- SUPPLIED TEXT

------------------------------------

Detailed Description

Complete technical specification and implementation details from the patent document.

Embodiments described herein generally relate to processors. In particular, embodiments described herein generally relate to fetch and decode of instructions in processors.

Program code typically includes one or more types of conditional branch instructions. Conditional branch instructions are also sometimes known simply as conditional branches, conditional jump instructions, or conditional jumps. An examples of such a conditional branch is a “branch if condition is (or is not) true” type of instruction. The conditional branch may cause the flow of execution to proceed along either a first (e.g., taken) path or a second (e.g., not taken) path. Whether the first or second path should be taken may depend upon the evaluation of a condition associated with the branch instruction (e.g., whether the condition is (or is not) true). However, the evaluation of the condition is typically not performed until substantially later in time. Waiting for the condition to be evaluated, so that the branch direction can be known with certainty, unnecessarily slows down the fetching and decoding of additional instructions thereby limiting performance.

Disclosed herein are embodiments of processors, front end units, methods, and systems to fetch and decode at least two in-order sequences of instructions concurrently or otherwise in parallel. In the following description, numerous specific details are set forth (e.g., specific processor configurations, microarchitectural details, sequences of operations, etc.). However, embodiments may be practiced without these specific details. In other instances, well-known circuits, structures and techniques have not been shown in detail to avoid obscuring the understanding of the description.

Processors commonly include front end units and back end units. The front end units fetch and decode instructions of program code into decoded instructions. The back end units execute the decoded instructions to generate results corresponding to the instructions.

As mentioned in the background section, the program code typically includes one or more types of conditional branch instructions. The front end units commonly include a branch prediction unit. The branch prediction unit may help to improve fetching and decoding throughput by predicting the directions of such conditional branch instructions prior to the evaluation of the condition associated with the branch instruction. For example, the branch prediction unit may collect and use branch prediction context (e.g., past branch history or other branch prediction information (e.g., as well as other information like the current instruction pointer, the next instruction pointer, information about the current instruction (e.g. whether it is a special instruction, whether there is a fault, etc.)) to predict the directions of the conditional branches. Predicting the conditional branches may help to avoid needing to wait on the evaluation of the condition associated with the conditional branch before fetching additional instructions and processing them speculatively under the assumption that the prediction of the conditional branch is correct.

------------------------------------

- WHAT THE EXERCISE ASKS
Retype the stretch of the processor fetch-and-decode description above from "Disclosed herein are" through "of the description.".

------------------------------------

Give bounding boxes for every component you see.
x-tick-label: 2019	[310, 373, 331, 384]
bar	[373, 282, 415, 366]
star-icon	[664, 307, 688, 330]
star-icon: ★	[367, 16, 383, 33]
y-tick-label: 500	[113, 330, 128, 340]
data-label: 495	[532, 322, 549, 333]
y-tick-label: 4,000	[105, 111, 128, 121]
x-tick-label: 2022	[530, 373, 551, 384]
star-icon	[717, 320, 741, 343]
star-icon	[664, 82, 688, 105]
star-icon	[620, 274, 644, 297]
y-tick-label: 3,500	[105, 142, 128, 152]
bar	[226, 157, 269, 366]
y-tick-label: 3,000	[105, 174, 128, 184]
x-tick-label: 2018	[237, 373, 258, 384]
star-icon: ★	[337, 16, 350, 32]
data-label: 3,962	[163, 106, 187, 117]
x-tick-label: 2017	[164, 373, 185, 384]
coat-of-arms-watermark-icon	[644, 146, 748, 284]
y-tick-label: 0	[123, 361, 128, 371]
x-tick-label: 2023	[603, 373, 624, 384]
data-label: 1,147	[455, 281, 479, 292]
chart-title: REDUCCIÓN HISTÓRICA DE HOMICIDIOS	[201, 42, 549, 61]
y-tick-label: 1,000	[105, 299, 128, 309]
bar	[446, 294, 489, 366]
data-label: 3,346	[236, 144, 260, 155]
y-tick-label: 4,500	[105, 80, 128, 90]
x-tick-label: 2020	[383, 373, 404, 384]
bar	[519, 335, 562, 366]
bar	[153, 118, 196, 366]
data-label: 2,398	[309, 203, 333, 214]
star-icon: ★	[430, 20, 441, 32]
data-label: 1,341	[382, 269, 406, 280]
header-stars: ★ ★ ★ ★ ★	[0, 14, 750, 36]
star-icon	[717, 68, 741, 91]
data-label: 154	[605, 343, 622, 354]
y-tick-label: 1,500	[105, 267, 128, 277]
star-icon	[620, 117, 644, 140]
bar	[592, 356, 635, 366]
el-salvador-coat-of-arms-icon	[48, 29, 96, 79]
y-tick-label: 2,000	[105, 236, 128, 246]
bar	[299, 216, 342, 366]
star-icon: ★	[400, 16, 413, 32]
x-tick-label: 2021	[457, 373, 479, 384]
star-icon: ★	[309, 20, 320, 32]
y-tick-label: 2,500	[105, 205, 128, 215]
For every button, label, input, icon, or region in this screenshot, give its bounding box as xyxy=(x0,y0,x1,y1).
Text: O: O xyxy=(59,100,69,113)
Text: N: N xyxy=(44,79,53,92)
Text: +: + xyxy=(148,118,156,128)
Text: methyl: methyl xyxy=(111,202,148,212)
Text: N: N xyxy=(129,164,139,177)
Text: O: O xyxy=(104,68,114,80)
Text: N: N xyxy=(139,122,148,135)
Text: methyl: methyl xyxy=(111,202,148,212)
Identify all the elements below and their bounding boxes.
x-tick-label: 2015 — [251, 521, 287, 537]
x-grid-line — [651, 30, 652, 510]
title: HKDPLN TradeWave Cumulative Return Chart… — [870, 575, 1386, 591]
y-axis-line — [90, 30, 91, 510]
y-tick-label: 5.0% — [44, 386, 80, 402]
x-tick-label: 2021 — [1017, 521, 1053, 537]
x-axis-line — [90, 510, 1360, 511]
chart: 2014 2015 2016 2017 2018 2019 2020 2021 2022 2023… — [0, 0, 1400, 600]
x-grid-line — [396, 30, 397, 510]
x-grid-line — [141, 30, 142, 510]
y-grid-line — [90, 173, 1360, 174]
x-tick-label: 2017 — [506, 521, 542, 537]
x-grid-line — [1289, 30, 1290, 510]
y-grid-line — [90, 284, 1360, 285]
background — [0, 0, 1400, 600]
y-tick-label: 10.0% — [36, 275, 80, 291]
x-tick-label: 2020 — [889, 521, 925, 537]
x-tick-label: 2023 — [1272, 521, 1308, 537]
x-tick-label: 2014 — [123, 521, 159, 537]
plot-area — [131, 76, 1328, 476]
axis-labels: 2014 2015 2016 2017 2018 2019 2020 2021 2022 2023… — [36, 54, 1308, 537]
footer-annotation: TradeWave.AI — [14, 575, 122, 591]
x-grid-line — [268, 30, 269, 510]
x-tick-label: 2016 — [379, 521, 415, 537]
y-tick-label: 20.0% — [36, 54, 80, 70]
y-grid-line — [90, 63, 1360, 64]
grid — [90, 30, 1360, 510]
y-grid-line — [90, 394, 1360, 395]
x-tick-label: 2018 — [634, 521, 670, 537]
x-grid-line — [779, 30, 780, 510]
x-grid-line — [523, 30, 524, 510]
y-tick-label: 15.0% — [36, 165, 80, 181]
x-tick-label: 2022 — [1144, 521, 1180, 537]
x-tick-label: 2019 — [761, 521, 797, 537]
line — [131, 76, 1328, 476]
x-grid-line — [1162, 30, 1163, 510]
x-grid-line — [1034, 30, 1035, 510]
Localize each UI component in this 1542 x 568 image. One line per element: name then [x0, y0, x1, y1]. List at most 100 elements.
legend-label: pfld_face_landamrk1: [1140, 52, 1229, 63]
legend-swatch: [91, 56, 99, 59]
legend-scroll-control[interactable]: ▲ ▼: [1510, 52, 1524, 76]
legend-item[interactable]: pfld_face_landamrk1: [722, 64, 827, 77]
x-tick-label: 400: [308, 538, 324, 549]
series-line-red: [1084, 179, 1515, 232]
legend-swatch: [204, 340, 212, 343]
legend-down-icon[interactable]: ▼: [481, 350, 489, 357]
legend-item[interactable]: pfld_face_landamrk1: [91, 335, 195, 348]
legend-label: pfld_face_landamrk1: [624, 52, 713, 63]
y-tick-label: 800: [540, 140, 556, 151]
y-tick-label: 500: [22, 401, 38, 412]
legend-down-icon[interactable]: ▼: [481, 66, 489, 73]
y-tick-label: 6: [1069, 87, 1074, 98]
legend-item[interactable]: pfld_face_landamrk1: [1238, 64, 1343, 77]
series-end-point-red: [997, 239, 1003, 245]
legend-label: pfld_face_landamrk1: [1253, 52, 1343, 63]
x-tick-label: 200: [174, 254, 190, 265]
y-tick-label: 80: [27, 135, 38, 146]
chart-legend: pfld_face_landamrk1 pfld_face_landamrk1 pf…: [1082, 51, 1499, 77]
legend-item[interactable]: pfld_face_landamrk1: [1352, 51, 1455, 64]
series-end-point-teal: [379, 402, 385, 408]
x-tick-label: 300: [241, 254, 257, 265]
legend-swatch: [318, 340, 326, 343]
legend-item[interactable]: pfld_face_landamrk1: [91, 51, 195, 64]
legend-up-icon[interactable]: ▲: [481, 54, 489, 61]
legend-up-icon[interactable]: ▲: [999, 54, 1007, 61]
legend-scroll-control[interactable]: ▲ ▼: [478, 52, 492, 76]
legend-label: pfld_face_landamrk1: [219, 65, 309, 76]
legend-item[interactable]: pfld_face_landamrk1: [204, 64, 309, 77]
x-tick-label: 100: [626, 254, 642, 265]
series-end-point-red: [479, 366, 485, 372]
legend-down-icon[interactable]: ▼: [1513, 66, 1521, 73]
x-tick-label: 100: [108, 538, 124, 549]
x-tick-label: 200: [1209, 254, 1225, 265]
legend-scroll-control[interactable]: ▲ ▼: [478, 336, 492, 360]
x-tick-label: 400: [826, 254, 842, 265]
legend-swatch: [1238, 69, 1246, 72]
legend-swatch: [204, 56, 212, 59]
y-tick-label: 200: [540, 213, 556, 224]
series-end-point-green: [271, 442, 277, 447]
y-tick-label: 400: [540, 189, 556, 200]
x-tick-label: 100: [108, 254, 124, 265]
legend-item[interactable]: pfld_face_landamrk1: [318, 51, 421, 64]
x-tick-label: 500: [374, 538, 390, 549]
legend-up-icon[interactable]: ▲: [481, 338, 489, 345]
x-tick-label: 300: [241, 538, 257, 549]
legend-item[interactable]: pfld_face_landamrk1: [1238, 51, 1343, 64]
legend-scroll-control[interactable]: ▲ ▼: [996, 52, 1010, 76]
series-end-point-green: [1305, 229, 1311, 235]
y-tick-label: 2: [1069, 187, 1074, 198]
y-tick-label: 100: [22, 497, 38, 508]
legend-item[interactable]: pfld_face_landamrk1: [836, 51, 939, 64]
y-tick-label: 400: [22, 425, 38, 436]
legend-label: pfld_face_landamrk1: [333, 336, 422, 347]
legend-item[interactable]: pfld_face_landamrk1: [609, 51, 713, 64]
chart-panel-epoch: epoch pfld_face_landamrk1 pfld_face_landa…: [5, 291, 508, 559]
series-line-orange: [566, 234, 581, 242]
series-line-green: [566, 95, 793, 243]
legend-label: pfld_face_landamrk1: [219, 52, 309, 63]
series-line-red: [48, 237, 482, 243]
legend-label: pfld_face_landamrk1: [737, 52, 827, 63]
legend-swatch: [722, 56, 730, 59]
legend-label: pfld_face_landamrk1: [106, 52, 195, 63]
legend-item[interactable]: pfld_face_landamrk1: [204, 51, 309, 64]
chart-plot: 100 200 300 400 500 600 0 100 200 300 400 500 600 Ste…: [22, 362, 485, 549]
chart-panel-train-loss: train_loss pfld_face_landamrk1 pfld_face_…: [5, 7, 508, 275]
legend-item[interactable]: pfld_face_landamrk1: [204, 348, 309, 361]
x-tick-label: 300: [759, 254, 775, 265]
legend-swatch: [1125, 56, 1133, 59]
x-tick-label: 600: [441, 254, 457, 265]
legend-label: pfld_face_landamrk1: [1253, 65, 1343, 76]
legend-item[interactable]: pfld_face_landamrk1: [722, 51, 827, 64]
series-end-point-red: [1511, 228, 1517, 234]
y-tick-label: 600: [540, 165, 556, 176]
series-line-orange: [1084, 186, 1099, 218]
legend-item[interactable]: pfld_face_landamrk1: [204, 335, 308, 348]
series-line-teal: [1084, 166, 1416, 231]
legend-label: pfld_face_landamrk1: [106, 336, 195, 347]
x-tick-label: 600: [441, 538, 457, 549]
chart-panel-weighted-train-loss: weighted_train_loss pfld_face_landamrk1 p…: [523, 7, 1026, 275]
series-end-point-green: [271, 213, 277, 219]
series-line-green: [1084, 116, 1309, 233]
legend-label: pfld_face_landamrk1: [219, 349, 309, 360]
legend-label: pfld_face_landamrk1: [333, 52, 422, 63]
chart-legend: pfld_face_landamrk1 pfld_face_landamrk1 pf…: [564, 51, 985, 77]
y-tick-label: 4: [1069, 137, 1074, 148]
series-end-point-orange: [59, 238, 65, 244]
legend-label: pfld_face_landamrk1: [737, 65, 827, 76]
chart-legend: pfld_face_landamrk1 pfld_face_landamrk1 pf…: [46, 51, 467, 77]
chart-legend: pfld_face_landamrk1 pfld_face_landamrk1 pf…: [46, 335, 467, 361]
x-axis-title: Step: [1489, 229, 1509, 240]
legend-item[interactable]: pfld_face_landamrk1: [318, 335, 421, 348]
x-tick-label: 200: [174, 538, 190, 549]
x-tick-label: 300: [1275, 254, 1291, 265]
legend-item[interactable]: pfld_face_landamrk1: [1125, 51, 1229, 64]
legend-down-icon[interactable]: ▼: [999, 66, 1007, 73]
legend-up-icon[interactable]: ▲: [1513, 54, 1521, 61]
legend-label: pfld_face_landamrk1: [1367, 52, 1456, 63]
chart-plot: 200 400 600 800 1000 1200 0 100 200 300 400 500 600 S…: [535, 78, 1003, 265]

------------------------------------

- TASK RESULT
Disclosed herein are embodiments of processors, front end units, methods, and systems to fetch and decode at least two in-order sequences of instructions concurrently or otherwise in parallel. In the following description, numerous specific details are set forth (e.g., specific processor configurations, microarchitectural details, sequences of operations, etc.). However, embodiments may be practiced without these specific details. In other instances, well-known circuits, structures and techniques have not been shown in detail to avoid obscuring the understanding of the description.